* Start Records to process *

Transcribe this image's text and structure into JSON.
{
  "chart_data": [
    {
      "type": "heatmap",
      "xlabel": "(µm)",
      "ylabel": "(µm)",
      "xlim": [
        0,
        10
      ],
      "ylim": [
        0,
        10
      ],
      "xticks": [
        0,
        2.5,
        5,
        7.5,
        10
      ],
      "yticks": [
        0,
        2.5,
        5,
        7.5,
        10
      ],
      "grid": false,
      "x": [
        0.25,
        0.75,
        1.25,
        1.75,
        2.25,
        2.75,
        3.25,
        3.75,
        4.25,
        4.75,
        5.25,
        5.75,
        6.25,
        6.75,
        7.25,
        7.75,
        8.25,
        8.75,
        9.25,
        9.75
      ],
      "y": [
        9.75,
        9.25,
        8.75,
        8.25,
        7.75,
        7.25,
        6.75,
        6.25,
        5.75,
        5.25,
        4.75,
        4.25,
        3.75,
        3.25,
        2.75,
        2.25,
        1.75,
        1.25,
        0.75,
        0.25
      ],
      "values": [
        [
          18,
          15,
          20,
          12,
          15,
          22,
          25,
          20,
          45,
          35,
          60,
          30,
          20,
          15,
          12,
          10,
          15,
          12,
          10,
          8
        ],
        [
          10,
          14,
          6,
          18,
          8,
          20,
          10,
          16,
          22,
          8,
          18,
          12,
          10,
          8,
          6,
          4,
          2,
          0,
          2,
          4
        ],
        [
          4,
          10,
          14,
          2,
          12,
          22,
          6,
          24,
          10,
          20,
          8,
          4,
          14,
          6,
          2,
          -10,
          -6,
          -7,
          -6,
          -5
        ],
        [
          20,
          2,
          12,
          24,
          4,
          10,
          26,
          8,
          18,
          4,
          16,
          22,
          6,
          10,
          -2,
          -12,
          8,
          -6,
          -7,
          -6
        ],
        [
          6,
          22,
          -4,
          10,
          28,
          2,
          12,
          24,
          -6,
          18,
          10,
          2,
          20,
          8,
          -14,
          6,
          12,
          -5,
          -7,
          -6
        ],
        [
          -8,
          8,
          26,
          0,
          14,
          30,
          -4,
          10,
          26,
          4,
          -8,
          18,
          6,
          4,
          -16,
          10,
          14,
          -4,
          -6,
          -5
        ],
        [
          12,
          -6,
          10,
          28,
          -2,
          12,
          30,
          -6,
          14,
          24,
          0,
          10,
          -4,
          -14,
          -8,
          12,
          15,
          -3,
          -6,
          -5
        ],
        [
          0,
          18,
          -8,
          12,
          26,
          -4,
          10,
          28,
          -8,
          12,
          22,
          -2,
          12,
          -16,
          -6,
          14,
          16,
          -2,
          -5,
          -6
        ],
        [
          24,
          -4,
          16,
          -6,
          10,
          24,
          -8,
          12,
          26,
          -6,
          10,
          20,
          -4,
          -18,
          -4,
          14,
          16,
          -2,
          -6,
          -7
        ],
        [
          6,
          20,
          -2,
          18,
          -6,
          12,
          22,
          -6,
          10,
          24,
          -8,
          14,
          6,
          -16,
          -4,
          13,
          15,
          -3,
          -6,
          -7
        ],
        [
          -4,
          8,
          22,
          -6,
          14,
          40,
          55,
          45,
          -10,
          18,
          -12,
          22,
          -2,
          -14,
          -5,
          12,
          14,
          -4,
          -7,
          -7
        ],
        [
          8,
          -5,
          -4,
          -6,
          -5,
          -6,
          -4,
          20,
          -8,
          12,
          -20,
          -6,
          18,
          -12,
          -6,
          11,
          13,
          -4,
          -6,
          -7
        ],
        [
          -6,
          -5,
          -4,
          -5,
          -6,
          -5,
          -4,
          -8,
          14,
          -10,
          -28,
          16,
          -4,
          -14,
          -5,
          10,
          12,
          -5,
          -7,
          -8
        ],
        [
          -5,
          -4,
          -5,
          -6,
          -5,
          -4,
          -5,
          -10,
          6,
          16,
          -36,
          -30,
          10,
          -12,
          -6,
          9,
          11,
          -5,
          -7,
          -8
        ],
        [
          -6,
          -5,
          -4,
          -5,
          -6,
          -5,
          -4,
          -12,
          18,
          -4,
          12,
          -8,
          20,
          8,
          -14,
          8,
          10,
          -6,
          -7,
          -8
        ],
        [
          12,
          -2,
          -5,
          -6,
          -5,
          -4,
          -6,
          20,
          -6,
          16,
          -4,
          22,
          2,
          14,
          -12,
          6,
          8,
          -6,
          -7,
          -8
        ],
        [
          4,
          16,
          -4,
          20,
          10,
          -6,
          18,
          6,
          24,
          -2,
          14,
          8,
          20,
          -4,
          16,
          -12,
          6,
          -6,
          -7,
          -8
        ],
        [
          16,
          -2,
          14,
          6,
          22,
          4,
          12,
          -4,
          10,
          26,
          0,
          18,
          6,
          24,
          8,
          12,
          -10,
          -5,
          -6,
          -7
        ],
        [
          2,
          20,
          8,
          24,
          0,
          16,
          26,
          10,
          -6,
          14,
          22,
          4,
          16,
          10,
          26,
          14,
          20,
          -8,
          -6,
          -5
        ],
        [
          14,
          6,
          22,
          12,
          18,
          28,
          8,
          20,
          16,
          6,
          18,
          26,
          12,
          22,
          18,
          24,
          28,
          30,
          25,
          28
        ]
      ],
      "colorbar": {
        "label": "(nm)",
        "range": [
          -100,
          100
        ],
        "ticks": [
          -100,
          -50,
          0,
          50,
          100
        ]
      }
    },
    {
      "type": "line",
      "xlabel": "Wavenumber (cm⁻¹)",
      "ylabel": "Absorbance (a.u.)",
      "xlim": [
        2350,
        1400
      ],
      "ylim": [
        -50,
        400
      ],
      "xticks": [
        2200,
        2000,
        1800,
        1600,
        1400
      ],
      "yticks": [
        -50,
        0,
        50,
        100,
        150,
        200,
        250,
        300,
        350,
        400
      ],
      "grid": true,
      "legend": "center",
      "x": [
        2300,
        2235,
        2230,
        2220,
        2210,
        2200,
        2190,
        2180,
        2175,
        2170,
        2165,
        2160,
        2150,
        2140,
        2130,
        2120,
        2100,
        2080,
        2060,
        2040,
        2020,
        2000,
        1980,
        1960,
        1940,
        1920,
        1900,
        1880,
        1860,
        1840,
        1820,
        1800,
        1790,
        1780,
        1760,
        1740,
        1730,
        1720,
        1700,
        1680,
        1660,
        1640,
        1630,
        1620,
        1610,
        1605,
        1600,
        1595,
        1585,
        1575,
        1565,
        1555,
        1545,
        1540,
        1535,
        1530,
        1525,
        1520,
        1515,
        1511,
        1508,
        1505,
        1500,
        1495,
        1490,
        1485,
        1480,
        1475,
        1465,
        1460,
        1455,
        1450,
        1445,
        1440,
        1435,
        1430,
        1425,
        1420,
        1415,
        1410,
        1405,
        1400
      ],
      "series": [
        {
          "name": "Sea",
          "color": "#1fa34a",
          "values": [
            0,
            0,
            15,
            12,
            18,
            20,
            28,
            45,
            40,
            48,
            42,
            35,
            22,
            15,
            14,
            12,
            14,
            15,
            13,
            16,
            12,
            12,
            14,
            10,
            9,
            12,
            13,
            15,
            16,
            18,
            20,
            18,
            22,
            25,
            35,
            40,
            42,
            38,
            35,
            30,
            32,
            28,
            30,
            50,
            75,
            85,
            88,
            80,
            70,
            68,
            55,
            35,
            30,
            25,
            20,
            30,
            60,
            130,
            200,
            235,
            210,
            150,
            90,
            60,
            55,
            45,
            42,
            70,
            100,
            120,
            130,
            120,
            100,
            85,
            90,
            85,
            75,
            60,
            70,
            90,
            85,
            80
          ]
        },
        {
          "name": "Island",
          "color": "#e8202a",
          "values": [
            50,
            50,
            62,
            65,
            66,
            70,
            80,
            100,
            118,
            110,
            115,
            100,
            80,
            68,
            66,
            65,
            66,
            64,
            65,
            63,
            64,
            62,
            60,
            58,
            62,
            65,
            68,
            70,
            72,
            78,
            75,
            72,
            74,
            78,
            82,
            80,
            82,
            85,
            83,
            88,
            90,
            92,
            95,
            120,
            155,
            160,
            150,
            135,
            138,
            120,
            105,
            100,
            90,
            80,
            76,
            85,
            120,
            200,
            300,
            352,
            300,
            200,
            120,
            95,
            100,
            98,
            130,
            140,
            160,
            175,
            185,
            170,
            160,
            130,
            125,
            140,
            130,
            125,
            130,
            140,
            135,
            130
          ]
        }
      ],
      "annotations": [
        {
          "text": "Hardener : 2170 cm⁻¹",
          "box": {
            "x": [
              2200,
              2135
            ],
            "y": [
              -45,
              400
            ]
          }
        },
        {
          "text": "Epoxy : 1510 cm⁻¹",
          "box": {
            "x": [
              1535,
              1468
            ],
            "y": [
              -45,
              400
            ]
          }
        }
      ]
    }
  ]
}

* End Records to process *

Given problem:
Gather each line of the records holding the string "text".

Written solution:
Transcribe this image's text and structure into JSON.
          "text": "Hardener : 2170 cm⁻¹",
          "text": "Epoxy : 1510 cm⁻¹",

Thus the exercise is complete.